### DATA EXCERPTS

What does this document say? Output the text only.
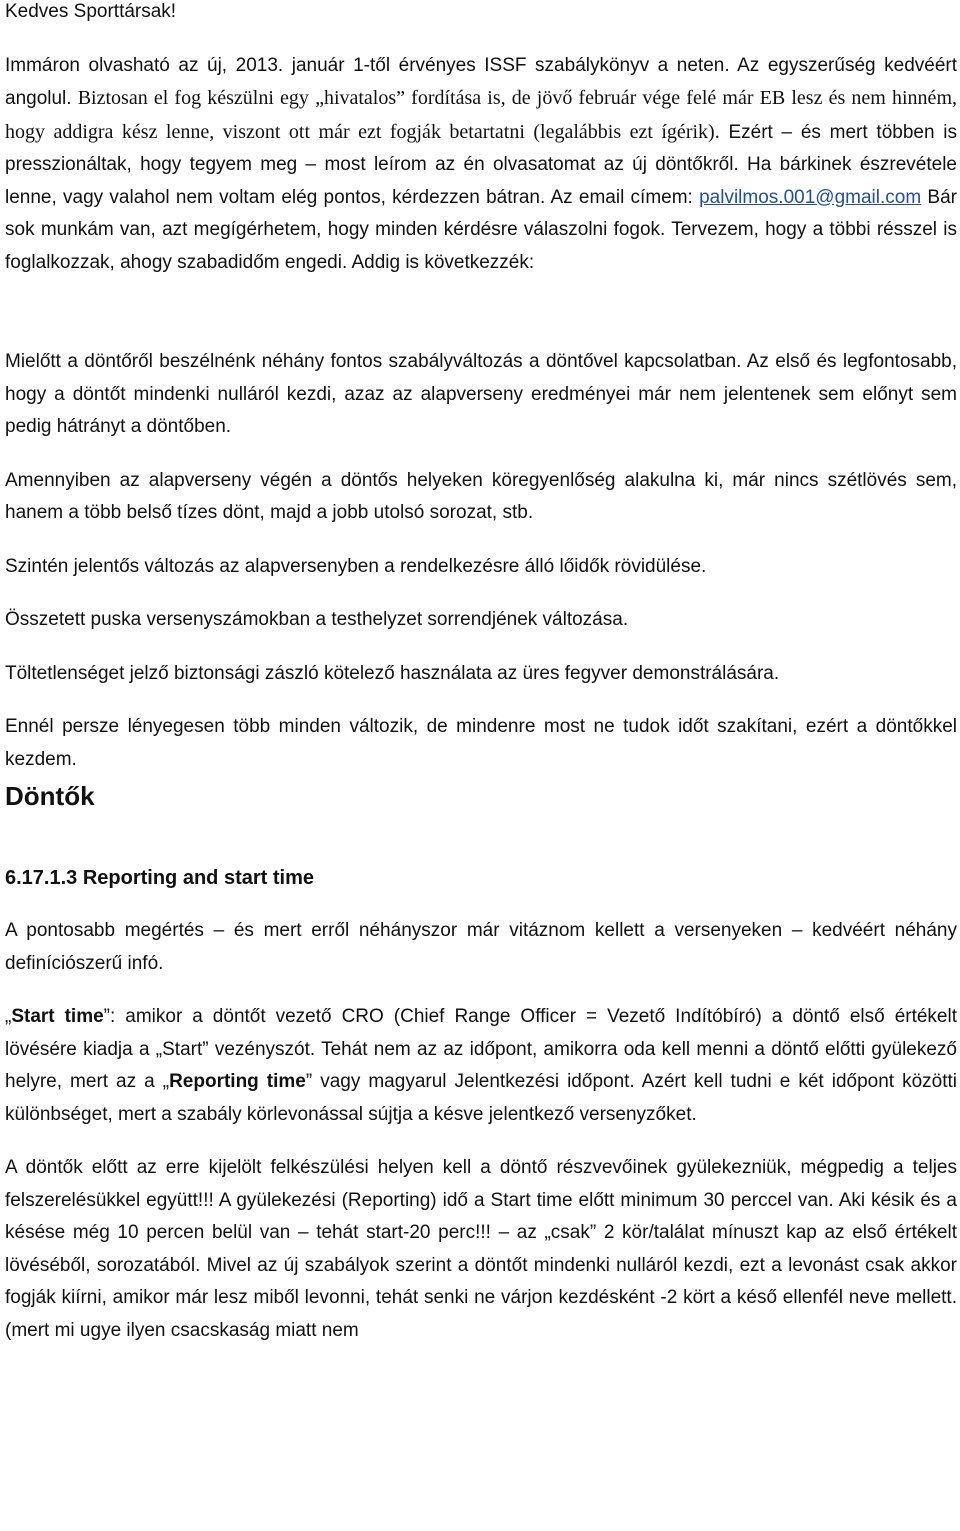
Kedves Sporttársak!

Immáron olvasható az új, 2013. január 1-től érvényes ISSF szabálykönyv a neten. Az egyszerűség kedvéért angolul. Biztosan el fog készülni egy „hivatalos” fordítása is, de jövő február vége felé már EB lesz és nem hinném, hogy addigra kész lenne, viszont ott már ezt fogják betartatni (legalábbis ezt ígérik). Ezért – és mert többen is presszionáltak, hogy tegyem meg – most leírom az én olvasatomat az új döntőkről. Ha bárkinek észrevétele lenne, vagy valahol nem voltam elég pontos, kérdezzen bátran. Az email címem: palvilmos.001@gmail.com Bár sok munkám van, azt megígérhetem, hogy minden kérdésre válaszolni fogok. Tervezem, hogy a többi résszel is foglalkozzak, ahogy szabadidőm engedi. Addig is következzék:

Mielőtt a döntőről beszélnénk néhány fontos szabályváltozás a döntővel kapcsolatban. Az első és legfontosabb, hogy a döntőt mindenki nulláról kezdi, azaz az alapverseny eredményei már nem jelentenek sem előnyt sem pedig hátrányt a döntőben.

Amennyiben az alapverseny végén a döntős helyeken köregyenlőség alakulna ki, már nincs szétlövés sem, hanem a több belső tízes dönt, majd a jobb utolsó sorozat, stb.

Szintén jelentős változás az alapversenyben a rendelkezésre álló lőidők rövidülése.

Összetett puska versenyszámokban a testhelyzet sorrendjének változása.

Töltetlenséget jelző biztonsági zászló kötelező használata az üres fegyver demonstrálására.

Ennél persze lényegesen több minden változik, de mindenre most ne tudok időt szakítani, ezért a döntőkkel kezdem.

Döntők
6.17.1.3 Reporting and start time

A pontosabb megértés – és mert erről néhányszor már vitáznom kellett a versenyeken – kedvéért néhány definíciószerű infó.

„Start time”: amikor a döntőt vezető CRO (Chief Range Officer = Vezető Indítóbíró) a döntő első értékelt lövésére kiadja a „Start” vezényszót. Tehát nem az az időpont, amikorra oda kell menni a döntő előtti gyülekező helyre, mert az a „Reporting time” vagy magyarul Jelentkezési időpont. Azért kell tudni e két időpont közötti különbséget, mert a szabály körlevonással sújtja a késve jelentkező versenyzőket.

A döntők előtt az erre kijelölt felkészülési helyen kell a döntő részvevőinek gyülekezniük, mégpedig a teljes felszerelésükkel együtt!!! A gyülekezési (Reporting) idő a Start time előtt minimum 30 perccel van. Aki késik és a késése még 10 percen belül van – tehát start-20 perc!!! – az „csak” 2 kör/találat mínuszt kap az első értékelt lövéséből, sorozatából. Mivel az új szabályok szerint a döntőt mindenki nulláról kezdi, ezt a levonást csak akkor fogják kiírni, amikor már lesz miből levonni, tehát senki ne várjon kezdésként -2 kört a késő ellenfél neve mellett. (mert mi ugye ilyen csacskaság miatt nem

### WORK TO COMPLETE
Copy the records exactly as they appear, excluding images.

### TASK OUTPUT
What does this document say? Output the text only.
Kedves Sporttársak!

Immáron olvasható az új, 2013. január 1-től érvényes ISSF szabálykönyv a neten. Az egyszerűség kedvéért angolul. Biztosan el fog készülni egy „hivatalos” fordítása is, de jövő február vége felé már EB lesz és nem hinném, hogy addigra kész lenne, viszont ott már ezt fogják betartatni (legalábbis ezt ígérik). Ezért – és mert többen is presszionáltak, hogy tegyem meg – most leírom az én olvasatomat az új döntőkről. Ha bárkinek észrevétele lenne, vagy valahol nem voltam elég pontos, kérdezzen bátran. Az email címem: palvilmos.001@gmail.com Bár sok munkám van, azt megígérhetem, hogy minden kérdésre válaszolni fogok. Tervezem, hogy a többi résszel is foglalkozzak, ahogy szabadidőm engedi. Addig is következzék:

Mielőtt a döntőről beszélnénk néhány fontos szabályváltozás a döntővel kapcsolatban. Az első és legfontosabb, hogy a döntőt mindenki nulláról kezdi, azaz az alapverseny eredményei már nem jelentenek sem előnyt sem pedig hátrányt a döntőben.

Amennyiben az alapverseny végén a döntős helyeken köregyenlőség alakulna ki, már nincs szétlövés sem, hanem a több belső tízes dönt, majd a jobb utolsó sorozat, stb.

Szintén jelentős változás az alapversenyben a rendelkezésre álló lőidők rövidülése.

Összetett puska versenyszámokban a testhelyzet sorrendjének változása.

Töltetlenséget jelző biztonsági zászló kötelező használata az üres fegyver demonstrálására.

Ennél persze lényegesen több minden változik, de mindenre most ne tudok időt szakítani, ezért a döntőkkel kezdem.

Döntők
6.17.1.3 Reporting and start time

A pontosabb megértés – és mert erről néhányszor már vitáznom kellett a versenyeken – kedvéért néhány definíciószerű infó.

„Start time”: amikor a döntőt vezető CRO (Chief Range Officer = Vezető Indítóbíró) a döntő első értékelt lövésére kiadja a „Start” vezényszót. Tehát nem az az időpont, amikorra oda kell menni a döntő előtti gyülekező helyre, mert az a „Reporting time” vagy magyarul Jelentkezési időpont. Azért kell tudni e két időpont közötti különbséget, mert a szabály körlevonással sújtja a késve jelentkező versenyzőket.

A döntők előtt az erre kijelölt felkészülési helyen kell a döntő részvevőinek gyülekezniük, mégpedig a teljes felszerelésükkel együtt!!! A gyülekezési (Reporting) idő a Start time előtt minimum 30 perccel van. Aki késik és a késése még 10 percen belül van – tehát start-20 perc!!! – az „csak” 2 kör/találat mínuszt kap az első értékelt lövéséből, sorozatából. Mivel az új szabályok szerint a döntőt mindenki nulláról kezdi, ezt a levonást csak akkor fogják kiírni, amikor már lesz miből levonni, tehát senki ne várjon kezdésként -2 kört a késő ellenfél neve mellett. (mert mi ugye ilyen csacskaság miatt nem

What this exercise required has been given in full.